Texto fornecido:
Certa vez, uma psicóloga sem
fronteiras disse em uma entrevista que só era dela aquilo que ela
conseguia levar. Desde que eu saí de casa e mudei de estado penso
nessa frase e sinto certa inveja dessa sensação. Também gostaria
de poder dizer que tudo o que eu tenho de importante cabe
simplesmente em uma mochila.
Nesses meses de adaptação ainda é
difícil se localizar, é trabalhoso montar uma casa nova, escolher
que coisas levar, mas principalmente é doloroso retornar à sua
antiga morada e ver que nada mais está como você deixou. Suas
coisas agora estão encaixotadas, alguém se apossou daquele antigo
armário, sua estante está cheia de pertences de outras pessoas. E
então percebemos que tantas pequenas coisas nos constroem, nos
definem, delimitam a noção que temos de nós.
A gente se confunde um pouco com as
coisas que adquirimos ao longo da vida, desde um guardanapo com um
nome e data, antigos diários, ingressos de cinema, fotos do primeiro
namorado, presentes e suas embalagens... Às vezes, tenho vontade de
pôr tudo o que me pertence em um único lugar. Isso supriria o meu
desejo de olhar em volta e dizer isso é meu, isso conta a minha
história, a isso eu posso recorrer quando a realidade estiver meio
confusa e assim descobrir entre um papel de bombom e um frasco antigo
de perfume a resposta pra alguma questão inquietante.

Registros exibidos:

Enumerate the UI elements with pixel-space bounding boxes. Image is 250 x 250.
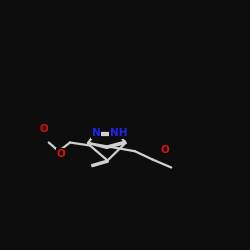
Text: O: O (57, 149, 66, 159)
Text: O: O (160, 145, 170, 155)
Text: NH: NH (110, 128, 128, 138)
Text: N: N (92, 128, 100, 138)
Text: O: O (40, 124, 48, 134)
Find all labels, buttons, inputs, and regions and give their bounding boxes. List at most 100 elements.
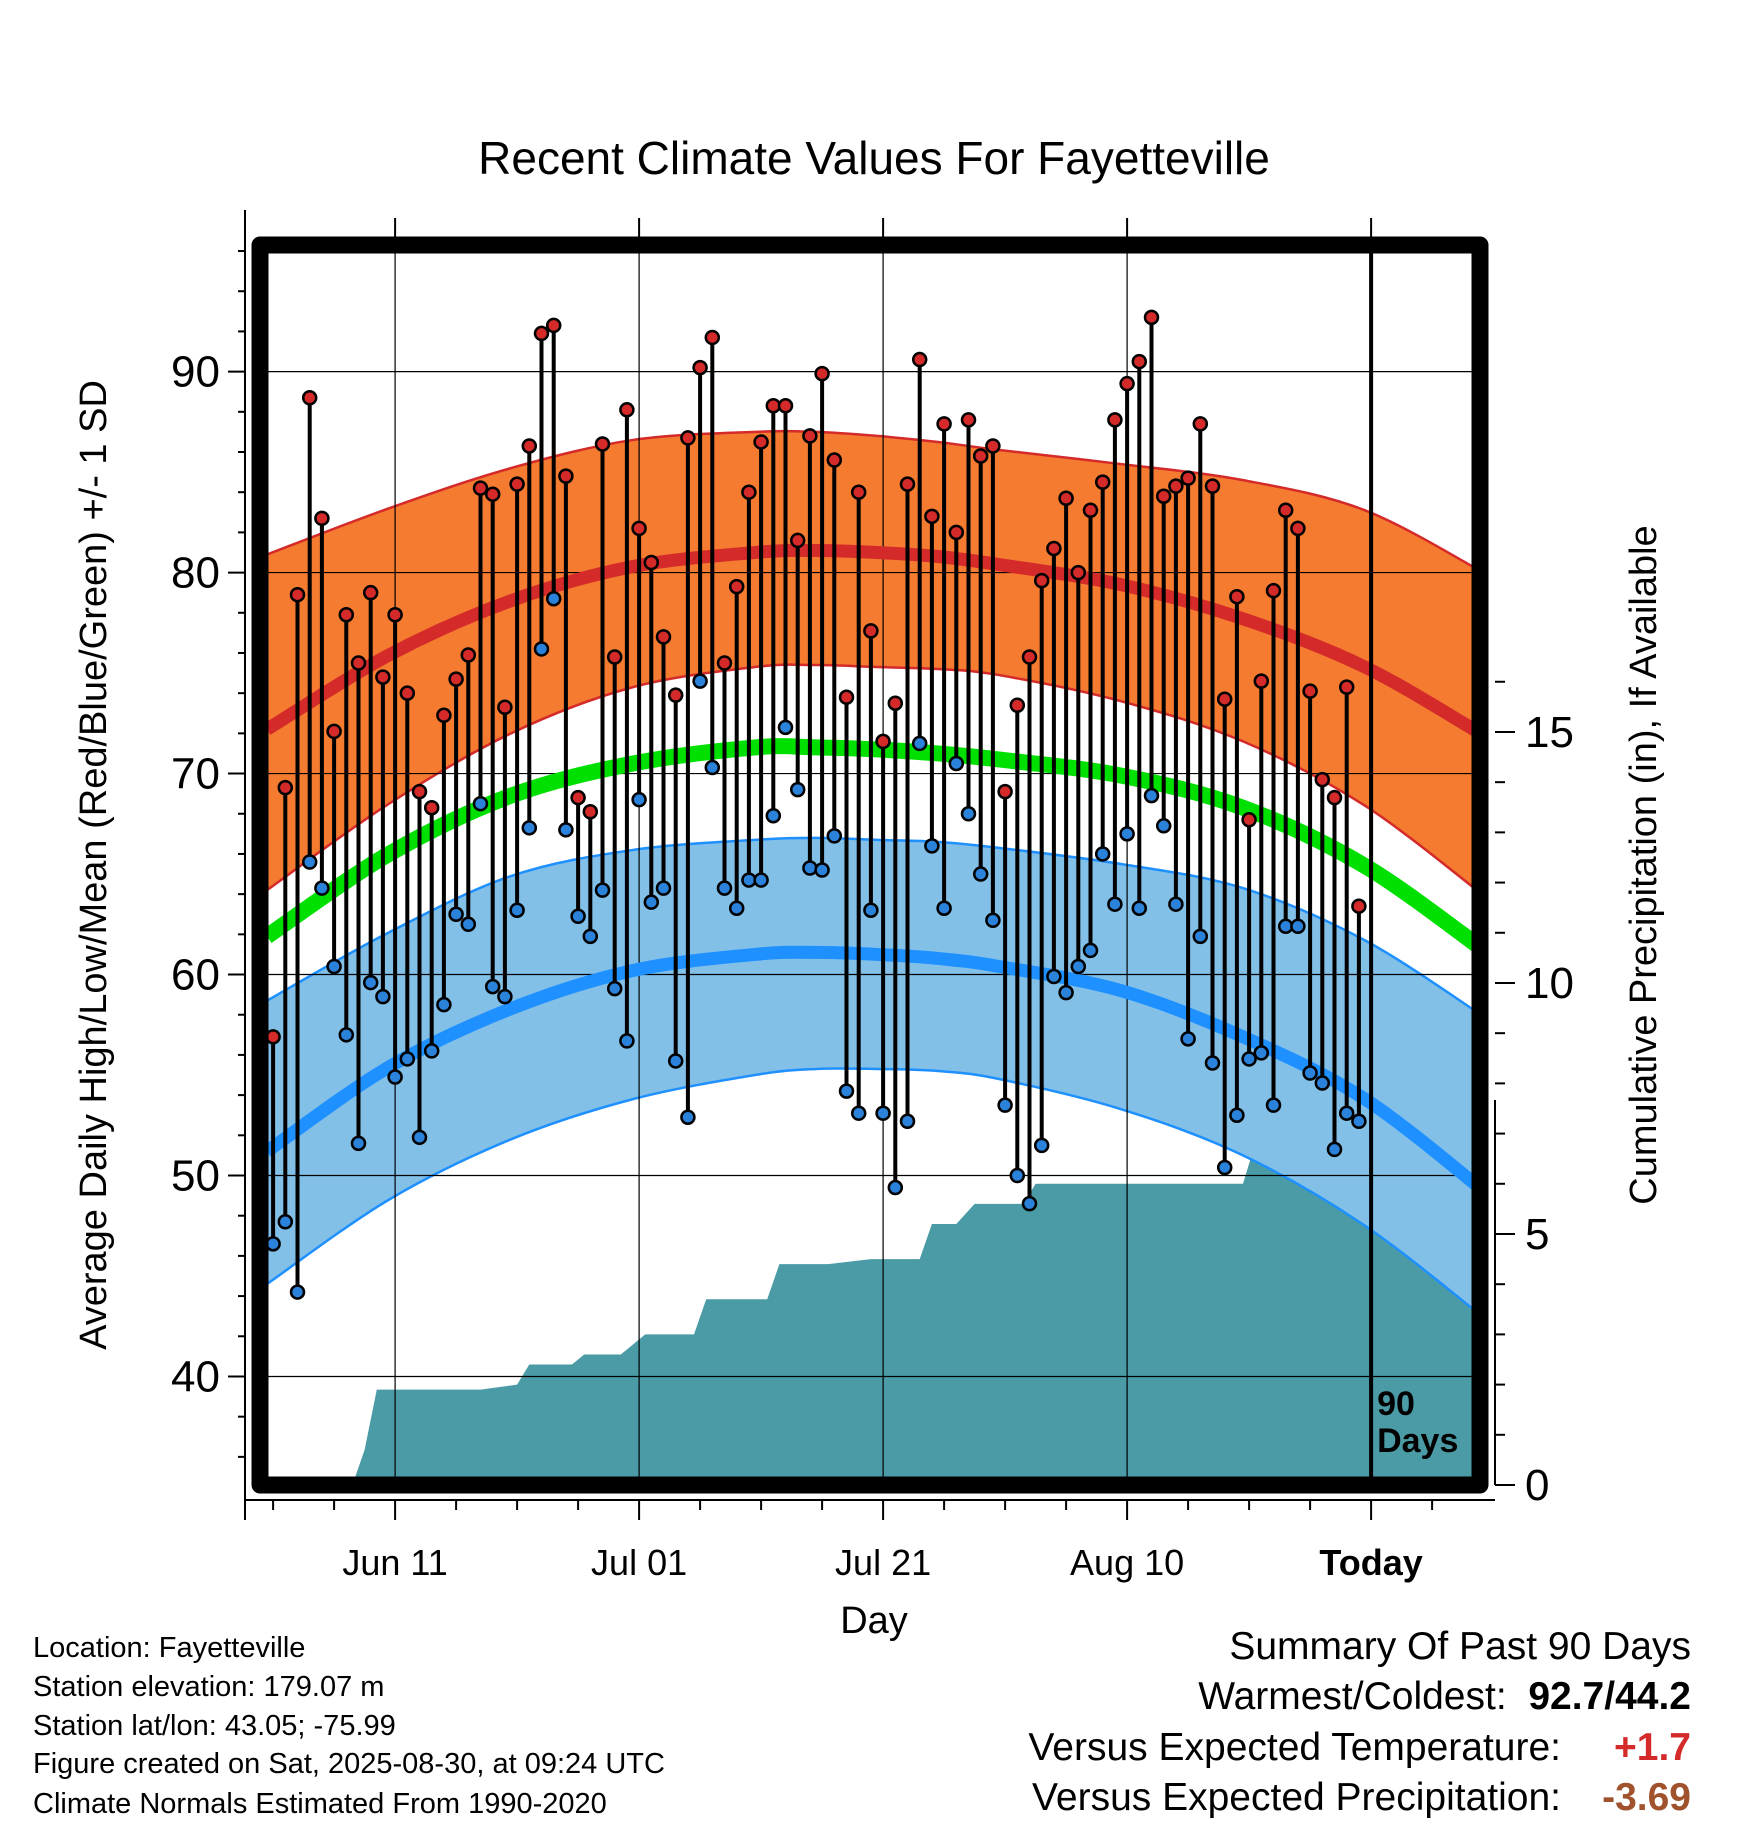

Ações necessárias:
1 - Reescreva o trecho do texto sobre a mudança que vai de "Certa vez, uma" até "em uma mochila.", trocando "mochila" por "mala".
2 - Diga se cada afirmação abaixo está de acordo com o texto sobre a mudança, respondendo sim ou não e citando as palavras do texto que decidem a questão.
(a) A psicóloga afirmou que só lhe pertencia aquilo que ela conseguia levar.
(b) Quem escreve afirma que tudo o que tem de importante cabe em uma mochila.
(c) Ao voltar à antiga morada, quem escreve encontra tudo como havia deixado.
3 - De acordo com o texto sobre a mudança, por que quem escreve às vezes tem vontade de pôr tudo o que lhe pertence em um único lugar? Responda em uma a três frases.

Respostas das tarefas:
1 -
Certa vez, uma psicóloga sem
fronteiras disse em uma entrevista que só era dela aquilo que ela
conseguia levar. Desde que eu saí de casa e mudei de estado penso
nessa frase e sinto certa inveja dessa sensação. Também gostaria
de poder dizer que tudo o que eu tenho de importante cabe
simplesmente em uma mala.

2 -
(a) Sim: "só era dela aquilo que ela conseguia levar".
(b) Não: "Também gostaria de poder dizer que tudo o que eu tenho de importante cabe simplesmente em uma mochila."
(c) Não: "ver que nada mais está como você deixou".

3 - Porque isso supriria o desejo de olhar em volta e dizer que aquilo é seu e conta a sua história. Seria algo a que recorrer quando a realidade estivesse meio confusa, para descobrir ali a resposta para alguma questão inquietante.